[ENTRIES start]

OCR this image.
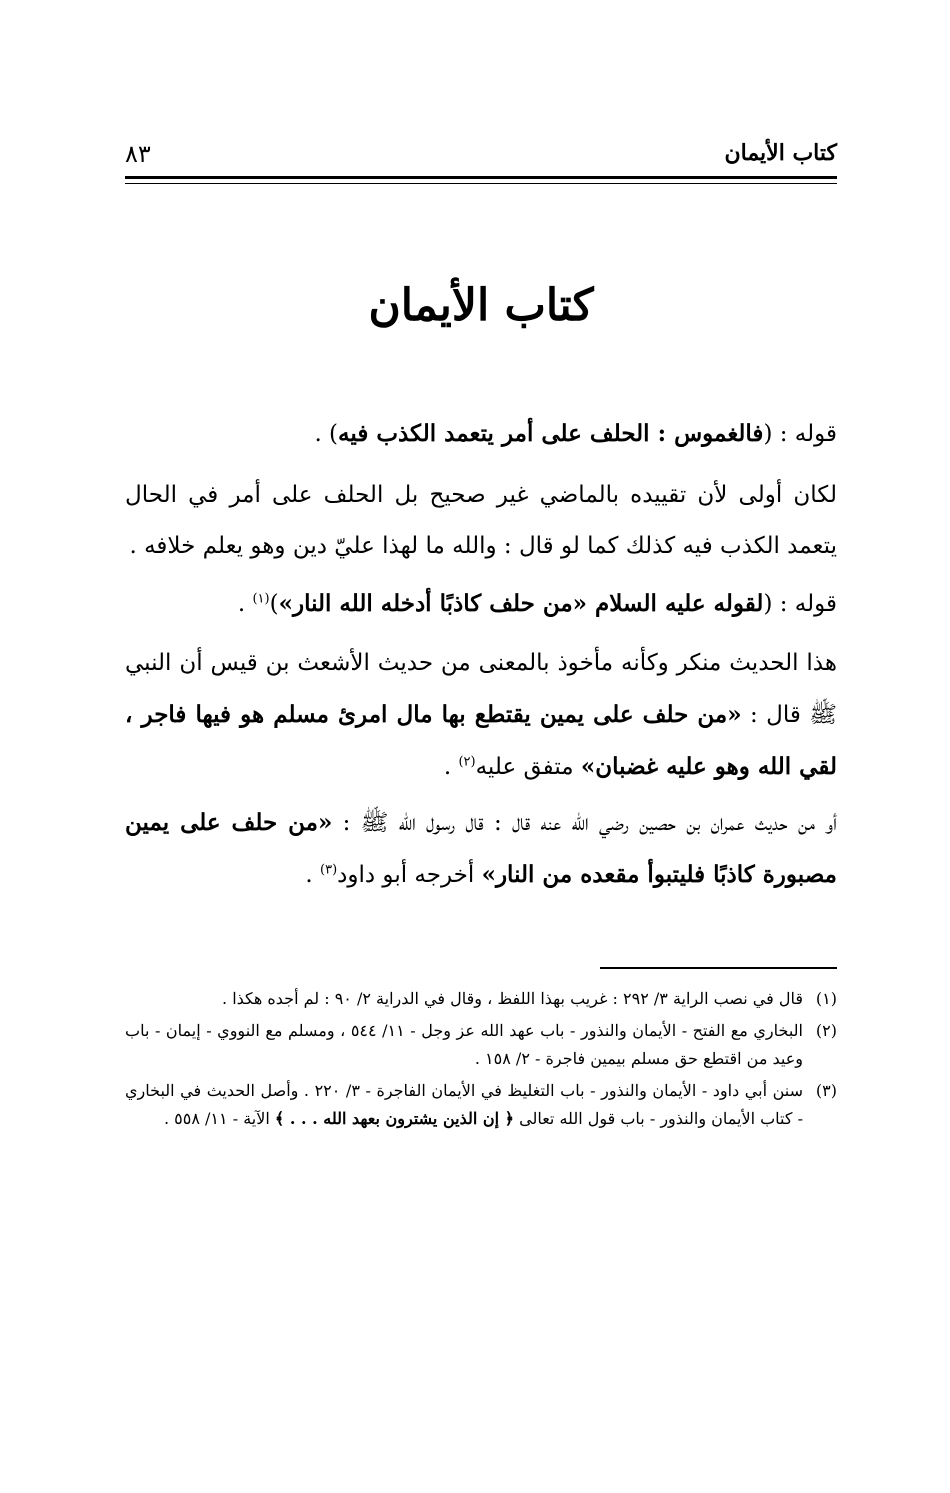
كتاب الأيمان
٨٣
كتاب الأيمان

قوله : (فالغموس : الحلف على أمر يتعمد الكذب فيه) .

لكان أولى لأن تقييده بالماضي غير صحيح بل الحلف على أمر في الحال يتعمد الكذب فيه كذلك كما لو قال : والله ما لهذا عليّ دين وهو يعلم خلافه .

قوله : (لقوله عليه السلام «من حلف كاذبًا أدخله الله النار»)$^{(١)}$ .

هذا الحديث منكر وكأنه مأخوذ بالمعنى من حديث الأشعث بن قيس أن النبي ﷺ قال : «من حلف على يمين يقتطع بها مال امرئ مسلم هو فيها فاجر ، لقي الله وهو عليه غضبان» متفق عليه$^{(٢)}$ .

أو من حديث عمران بن حصين رضي الله عنه قال : قال رسول الله ﷺ : «من حلف على يمين مصبورة كاذبًا فليتبوأ مقعده من النار» أخرجه أبو داود$^{(٣)}$ .

(١)
قال في نصب الراية ٣/ ٢٩٢ : غريب بهذا اللفظ ، وقال في الدراية ٢/ ٩٠ : لم أجده هكذا .
(٢)
البخاري مع الفتح - الأيمان والنذور - باب عهد الله عز وجل - ١١/ ٥٤٤ ، ومسلم مع النووي - إيمان - باب وعيد من اقتطع حق مسلم بيمين فاجرة - ٢/ ١٥٨ .
(٣)
سنن أبي داود - الأيمان والنذور - باب التغليظ في الأيمان الفاجرة - ٣/ ٢٢٠ . وأصل الحديث في البخاري - كتاب الأيمان والنذور - باب قول الله تعالى ﴿ إن الذين يشترون بعهد الله . . . ﴾ الآية - ١١/ ٥٥٨ .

[ENTRIES end]

DIRECTIVE.
Each entry above should be reproduced exactly, with the pictures removed.

WRITTEN REPLY.
OCR this image.
كتاب الأيمان
٨٣
كتاب الأيمان

قوله : (فالغموس : الحلف على أمر يتعمد الكذب فيه) .

لكان أولى لأن تقييده بالماضي غير صحيح بل الحلف على أمر في الحال يتعمد الكذب فيه كذلك كما لو قال : والله ما لهذا عليّ دين وهو يعلم خلافه .

قوله : (لقوله عليه السلام «من حلف كاذبًا أدخله الله النار»)$^{(١)}$ .

هذا الحديث منكر وكأنه مأخوذ بالمعنى من حديث الأشعث بن قيس أن النبي ﷺ قال : «من حلف على يمين يقتطع بها مال امرئ مسلم هو فيها فاجر ، لقي الله وهو عليه غضبان» متفق عليه$^{(٢)}$ .

أو من حديث عمران بن حصين رضي الله عنه قال : قال رسول الله ﷺ : «من حلف على يمين مصبورة كاذبًا فليتبوأ مقعده من النار» أخرجه أبو داود$^{(٣)}$ .

(١)
قال في نصب الراية ٣/ ٢٩٢ : غريب بهذا اللفظ ، وقال في الدراية ٢/ ٩٠ : لم أجده هكذا .
(٢)
البخاري مع الفتح - الأيمان والنذور - باب عهد الله عز وجل - ١١/ ٥٤٤ ، ومسلم مع النووي - إيمان - باب وعيد من اقتطع حق مسلم بيمين فاجرة - ٢/ ١٥٨ .
(٣)
سنن أبي داود - الأيمان والنذور - باب التغليظ في الأيمان الفاجرة - ٣/ ٢٢٠ . وأصل الحديث في البخاري - كتاب الأيمان والنذور - باب قول الله تعالى ﴿ إن الذين يشترون بعهد الله . . . ﴾ الآية - ١١/ ٥٥٨ .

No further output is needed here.